• [Task to carry out] Return the lines word for word, starting with the first line of the items and stopping after the line that contains "x-axis-title-text: Survey Date: [1015, 1404, 1153, 1432]".

Items excerpted from a collection:

▼

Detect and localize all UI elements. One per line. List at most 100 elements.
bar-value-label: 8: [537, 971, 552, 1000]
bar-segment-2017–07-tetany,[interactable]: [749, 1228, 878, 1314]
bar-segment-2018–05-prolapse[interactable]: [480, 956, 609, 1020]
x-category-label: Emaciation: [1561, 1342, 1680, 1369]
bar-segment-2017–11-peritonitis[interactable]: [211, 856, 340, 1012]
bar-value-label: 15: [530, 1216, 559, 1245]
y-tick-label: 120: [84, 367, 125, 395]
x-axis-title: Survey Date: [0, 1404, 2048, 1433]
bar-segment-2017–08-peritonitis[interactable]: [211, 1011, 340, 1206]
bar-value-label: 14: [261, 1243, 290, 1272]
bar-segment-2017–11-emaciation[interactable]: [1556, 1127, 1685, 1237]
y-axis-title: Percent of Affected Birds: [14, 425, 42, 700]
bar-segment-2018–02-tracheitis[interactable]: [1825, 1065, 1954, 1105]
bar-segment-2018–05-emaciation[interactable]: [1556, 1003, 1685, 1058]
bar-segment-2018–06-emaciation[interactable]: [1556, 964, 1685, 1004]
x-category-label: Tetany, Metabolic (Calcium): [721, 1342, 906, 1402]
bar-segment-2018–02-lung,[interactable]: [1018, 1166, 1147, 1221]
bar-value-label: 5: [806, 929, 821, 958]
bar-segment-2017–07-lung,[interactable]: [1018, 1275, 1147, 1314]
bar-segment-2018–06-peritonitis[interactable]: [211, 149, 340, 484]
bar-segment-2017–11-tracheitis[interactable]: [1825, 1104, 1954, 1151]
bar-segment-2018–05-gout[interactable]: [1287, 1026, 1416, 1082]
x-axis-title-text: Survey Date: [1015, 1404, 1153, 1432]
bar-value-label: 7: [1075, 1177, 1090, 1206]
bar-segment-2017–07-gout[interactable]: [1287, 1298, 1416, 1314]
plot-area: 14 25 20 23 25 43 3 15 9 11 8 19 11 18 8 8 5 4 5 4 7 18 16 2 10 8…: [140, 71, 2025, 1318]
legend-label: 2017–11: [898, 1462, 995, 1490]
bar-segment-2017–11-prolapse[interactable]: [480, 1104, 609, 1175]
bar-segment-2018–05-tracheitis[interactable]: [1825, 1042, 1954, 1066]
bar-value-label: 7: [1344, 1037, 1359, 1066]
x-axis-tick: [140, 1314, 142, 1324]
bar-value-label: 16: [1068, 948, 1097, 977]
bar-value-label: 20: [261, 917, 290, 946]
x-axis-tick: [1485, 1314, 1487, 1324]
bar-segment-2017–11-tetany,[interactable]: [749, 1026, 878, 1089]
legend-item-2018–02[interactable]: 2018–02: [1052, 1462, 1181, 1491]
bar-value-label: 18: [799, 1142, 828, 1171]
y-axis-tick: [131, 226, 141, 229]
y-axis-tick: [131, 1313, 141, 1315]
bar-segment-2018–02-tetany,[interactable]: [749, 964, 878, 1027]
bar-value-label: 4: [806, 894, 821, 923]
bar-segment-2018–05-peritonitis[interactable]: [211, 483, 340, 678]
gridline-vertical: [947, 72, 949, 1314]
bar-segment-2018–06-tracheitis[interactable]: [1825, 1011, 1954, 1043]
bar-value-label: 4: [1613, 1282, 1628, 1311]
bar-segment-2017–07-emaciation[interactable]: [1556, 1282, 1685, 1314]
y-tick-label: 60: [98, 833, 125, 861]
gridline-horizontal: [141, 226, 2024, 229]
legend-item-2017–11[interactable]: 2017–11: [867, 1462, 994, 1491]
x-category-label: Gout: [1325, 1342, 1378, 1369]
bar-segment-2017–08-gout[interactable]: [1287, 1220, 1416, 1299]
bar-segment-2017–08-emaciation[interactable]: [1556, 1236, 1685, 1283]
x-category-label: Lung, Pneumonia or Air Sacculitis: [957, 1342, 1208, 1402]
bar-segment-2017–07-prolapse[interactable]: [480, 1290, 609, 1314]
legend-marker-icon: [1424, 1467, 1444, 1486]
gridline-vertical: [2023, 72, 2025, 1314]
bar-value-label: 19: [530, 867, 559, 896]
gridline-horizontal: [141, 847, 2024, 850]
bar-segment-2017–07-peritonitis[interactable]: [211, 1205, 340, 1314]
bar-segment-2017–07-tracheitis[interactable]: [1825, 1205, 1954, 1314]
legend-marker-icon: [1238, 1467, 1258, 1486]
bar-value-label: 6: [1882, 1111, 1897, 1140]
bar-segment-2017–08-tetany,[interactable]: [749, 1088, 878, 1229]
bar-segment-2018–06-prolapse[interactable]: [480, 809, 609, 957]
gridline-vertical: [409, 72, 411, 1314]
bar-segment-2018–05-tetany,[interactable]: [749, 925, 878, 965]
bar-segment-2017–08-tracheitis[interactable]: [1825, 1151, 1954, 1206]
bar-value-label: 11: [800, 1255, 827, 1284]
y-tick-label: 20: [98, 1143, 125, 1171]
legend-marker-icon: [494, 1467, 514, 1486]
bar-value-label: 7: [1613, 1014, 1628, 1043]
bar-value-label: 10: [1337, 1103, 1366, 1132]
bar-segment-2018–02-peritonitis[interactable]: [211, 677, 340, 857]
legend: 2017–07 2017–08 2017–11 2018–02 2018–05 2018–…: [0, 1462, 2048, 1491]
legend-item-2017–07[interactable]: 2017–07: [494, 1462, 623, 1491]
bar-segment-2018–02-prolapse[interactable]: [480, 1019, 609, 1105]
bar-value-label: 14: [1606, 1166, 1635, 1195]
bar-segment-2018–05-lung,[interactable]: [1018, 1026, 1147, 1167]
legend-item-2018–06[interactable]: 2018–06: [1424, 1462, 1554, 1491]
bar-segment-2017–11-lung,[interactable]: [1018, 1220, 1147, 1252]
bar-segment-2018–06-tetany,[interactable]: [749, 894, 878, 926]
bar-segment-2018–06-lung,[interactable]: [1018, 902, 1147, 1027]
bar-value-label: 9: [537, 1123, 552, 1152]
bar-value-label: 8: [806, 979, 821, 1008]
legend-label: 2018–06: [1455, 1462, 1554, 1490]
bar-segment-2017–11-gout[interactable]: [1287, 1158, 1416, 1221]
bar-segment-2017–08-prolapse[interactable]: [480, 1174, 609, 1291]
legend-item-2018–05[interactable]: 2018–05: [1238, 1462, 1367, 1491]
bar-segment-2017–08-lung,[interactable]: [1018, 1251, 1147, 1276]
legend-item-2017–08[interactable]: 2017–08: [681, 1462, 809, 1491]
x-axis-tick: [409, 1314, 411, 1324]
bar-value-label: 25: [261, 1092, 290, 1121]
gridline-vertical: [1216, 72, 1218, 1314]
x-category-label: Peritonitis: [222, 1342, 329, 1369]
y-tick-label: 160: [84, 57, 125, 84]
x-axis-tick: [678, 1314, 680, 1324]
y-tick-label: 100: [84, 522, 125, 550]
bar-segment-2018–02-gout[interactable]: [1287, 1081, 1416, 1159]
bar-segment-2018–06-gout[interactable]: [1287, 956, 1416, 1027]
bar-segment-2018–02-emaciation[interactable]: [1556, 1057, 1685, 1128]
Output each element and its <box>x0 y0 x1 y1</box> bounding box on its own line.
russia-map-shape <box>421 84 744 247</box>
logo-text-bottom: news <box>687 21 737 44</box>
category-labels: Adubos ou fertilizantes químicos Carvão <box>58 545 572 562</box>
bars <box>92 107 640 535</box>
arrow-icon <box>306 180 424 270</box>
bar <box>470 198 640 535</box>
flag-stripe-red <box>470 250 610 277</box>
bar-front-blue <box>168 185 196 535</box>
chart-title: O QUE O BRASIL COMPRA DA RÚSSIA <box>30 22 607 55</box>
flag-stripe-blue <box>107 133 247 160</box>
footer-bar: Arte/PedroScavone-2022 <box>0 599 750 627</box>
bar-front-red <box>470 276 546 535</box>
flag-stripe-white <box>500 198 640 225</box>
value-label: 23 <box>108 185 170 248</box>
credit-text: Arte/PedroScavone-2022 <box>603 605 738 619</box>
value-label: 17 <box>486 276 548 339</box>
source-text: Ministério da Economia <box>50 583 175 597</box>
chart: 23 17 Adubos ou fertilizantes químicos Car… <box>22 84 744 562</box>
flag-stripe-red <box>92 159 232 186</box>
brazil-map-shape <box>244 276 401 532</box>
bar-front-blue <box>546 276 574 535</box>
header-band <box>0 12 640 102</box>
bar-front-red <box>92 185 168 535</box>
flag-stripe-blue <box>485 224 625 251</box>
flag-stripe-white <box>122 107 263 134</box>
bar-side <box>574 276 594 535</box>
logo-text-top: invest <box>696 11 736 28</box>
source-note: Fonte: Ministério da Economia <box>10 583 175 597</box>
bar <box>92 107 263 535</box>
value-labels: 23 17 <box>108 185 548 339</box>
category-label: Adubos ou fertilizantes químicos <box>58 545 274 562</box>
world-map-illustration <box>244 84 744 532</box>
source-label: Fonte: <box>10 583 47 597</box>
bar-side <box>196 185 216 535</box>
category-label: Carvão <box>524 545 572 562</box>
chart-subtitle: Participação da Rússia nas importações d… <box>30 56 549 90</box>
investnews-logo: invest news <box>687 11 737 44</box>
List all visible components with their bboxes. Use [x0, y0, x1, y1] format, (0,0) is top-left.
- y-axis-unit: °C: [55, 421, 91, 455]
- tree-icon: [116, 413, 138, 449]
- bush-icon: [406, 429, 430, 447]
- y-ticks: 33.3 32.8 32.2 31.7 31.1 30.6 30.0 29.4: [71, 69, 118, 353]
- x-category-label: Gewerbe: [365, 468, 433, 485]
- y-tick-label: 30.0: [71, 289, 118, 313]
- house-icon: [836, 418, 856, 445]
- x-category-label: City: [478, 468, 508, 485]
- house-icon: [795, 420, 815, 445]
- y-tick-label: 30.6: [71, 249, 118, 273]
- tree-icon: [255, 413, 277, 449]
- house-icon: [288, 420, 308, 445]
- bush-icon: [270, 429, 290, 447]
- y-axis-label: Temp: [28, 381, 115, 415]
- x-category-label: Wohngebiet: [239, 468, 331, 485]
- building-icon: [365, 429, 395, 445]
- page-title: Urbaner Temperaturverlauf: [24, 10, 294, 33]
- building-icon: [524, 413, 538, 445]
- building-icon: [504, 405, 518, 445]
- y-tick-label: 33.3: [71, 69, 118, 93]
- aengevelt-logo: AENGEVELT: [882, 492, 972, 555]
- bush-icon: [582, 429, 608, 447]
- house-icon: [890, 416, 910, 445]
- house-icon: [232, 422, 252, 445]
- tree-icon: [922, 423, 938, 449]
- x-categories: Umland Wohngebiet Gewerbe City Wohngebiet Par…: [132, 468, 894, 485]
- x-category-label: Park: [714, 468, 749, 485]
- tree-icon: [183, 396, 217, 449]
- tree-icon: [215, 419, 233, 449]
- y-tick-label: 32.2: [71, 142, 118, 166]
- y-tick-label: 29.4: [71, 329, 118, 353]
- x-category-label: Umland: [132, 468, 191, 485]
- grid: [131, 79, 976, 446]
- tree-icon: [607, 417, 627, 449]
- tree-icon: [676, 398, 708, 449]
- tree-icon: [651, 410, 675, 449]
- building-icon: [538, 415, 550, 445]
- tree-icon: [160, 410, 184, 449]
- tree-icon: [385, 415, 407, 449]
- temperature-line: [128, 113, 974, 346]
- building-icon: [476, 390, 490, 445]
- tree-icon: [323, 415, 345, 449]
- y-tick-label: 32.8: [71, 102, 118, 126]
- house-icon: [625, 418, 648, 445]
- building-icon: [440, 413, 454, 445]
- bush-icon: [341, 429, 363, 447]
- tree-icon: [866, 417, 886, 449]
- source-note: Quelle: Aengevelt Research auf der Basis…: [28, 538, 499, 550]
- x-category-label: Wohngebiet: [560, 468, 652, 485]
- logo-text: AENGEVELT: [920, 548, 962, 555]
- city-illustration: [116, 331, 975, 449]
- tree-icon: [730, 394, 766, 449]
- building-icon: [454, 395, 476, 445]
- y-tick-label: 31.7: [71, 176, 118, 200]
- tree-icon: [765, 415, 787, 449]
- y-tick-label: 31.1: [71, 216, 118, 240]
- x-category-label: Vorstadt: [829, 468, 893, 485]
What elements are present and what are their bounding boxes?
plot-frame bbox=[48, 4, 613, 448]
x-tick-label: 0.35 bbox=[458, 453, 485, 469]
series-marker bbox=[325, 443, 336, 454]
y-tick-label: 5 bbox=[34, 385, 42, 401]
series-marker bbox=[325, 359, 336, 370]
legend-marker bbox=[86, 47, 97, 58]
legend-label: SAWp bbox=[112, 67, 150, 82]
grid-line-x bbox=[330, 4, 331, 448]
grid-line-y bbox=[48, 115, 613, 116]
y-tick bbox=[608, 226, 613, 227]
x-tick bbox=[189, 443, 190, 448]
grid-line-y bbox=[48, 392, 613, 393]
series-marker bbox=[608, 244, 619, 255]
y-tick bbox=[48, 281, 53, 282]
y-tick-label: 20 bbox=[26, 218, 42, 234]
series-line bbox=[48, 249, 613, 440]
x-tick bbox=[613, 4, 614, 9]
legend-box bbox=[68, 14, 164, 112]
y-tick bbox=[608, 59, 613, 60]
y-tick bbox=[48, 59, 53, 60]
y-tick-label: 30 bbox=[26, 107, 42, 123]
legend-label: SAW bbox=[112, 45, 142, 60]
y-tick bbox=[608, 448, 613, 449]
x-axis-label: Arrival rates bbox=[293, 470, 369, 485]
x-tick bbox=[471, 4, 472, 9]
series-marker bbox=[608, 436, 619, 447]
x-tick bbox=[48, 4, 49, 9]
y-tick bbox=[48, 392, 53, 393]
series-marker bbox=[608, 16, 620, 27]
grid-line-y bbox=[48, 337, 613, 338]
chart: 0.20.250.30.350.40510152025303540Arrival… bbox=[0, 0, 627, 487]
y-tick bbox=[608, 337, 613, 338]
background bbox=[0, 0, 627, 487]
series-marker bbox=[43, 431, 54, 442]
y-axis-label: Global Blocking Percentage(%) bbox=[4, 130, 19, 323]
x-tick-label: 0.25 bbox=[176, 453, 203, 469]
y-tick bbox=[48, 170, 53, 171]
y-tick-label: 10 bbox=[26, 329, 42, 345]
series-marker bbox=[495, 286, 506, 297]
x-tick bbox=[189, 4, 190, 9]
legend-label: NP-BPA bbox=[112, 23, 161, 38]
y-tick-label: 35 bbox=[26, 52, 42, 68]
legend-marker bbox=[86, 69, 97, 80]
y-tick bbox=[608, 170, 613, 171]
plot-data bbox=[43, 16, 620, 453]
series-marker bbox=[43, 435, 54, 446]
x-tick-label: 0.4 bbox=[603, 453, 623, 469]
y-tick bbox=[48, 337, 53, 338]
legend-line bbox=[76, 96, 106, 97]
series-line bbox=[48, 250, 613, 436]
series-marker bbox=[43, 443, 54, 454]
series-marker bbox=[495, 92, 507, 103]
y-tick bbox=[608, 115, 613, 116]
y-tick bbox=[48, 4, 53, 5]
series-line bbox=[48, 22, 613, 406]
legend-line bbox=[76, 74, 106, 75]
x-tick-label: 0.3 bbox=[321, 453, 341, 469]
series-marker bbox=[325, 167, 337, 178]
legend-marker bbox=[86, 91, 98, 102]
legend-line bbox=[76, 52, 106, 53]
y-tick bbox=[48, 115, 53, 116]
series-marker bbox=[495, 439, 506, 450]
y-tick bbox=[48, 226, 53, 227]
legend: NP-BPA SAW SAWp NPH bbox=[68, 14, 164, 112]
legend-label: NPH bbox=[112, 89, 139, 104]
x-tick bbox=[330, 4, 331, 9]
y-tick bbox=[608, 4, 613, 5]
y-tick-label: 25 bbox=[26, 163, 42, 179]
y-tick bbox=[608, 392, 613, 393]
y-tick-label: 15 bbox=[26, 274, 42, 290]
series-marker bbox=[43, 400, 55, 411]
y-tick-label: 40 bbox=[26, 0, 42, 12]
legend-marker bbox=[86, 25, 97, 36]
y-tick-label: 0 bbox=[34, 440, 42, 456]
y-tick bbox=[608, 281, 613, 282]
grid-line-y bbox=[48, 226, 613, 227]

▲

• [Exercise output]
Detect and localize all UI elements. One per line. List at most 100 elements.
bar-value-label: 8: [537, 971, 552, 1000]
bar-segment-2017–07-tetany,[interactable]: [749, 1228, 878, 1314]
bar-segment-2018–05-prolapse[interactable]: [480, 956, 609, 1020]
x-category-label: Emaciation: [1561, 1342, 1680, 1369]
bar-segment-2017–11-peritonitis[interactable]: [211, 856, 340, 1012]
bar-value-label: 15: [530, 1216, 559, 1245]
y-tick-label: 120: [84, 367, 125, 395]
x-axis-title: Survey Date: [0, 1404, 2048, 1433]
bar-segment-2017–08-peritonitis[interactable]: [211, 1011, 340, 1206]
bar-value-label: 14: [261, 1243, 290, 1272]
bar-segment-2017–11-emaciation[interactable]: [1556, 1127, 1685, 1237]
y-axis-title: Percent of Affected Birds: [14, 425, 42, 700]
bar-segment-2018–02-tracheitis[interactable]: [1825, 1065, 1954, 1105]
bar-segment-2018–05-emaciation[interactable]: [1556, 1003, 1685, 1058]
bar-segment-2018–06-emaciation[interactable]: [1556, 964, 1685, 1004]
x-category-label: Tetany, Metabolic (Calcium): [721, 1342, 906, 1402]
bar-segment-2018–02-lung,[interactable]: [1018, 1166, 1147, 1221]
bar-value-label: 5: [806, 929, 821, 958]
bar-segment-2017–07-lung,[interactable]: [1018, 1275, 1147, 1314]
bar-segment-2018–06-peritonitis[interactable]: [211, 149, 340, 484]
bar-segment-2017–11-tracheitis[interactable]: [1825, 1104, 1954, 1151]
bar-segment-2018–05-gout[interactable]: [1287, 1026, 1416, 1082]
x-axis-title-text: Survey Date: [1015, 1404, 1153, 1432]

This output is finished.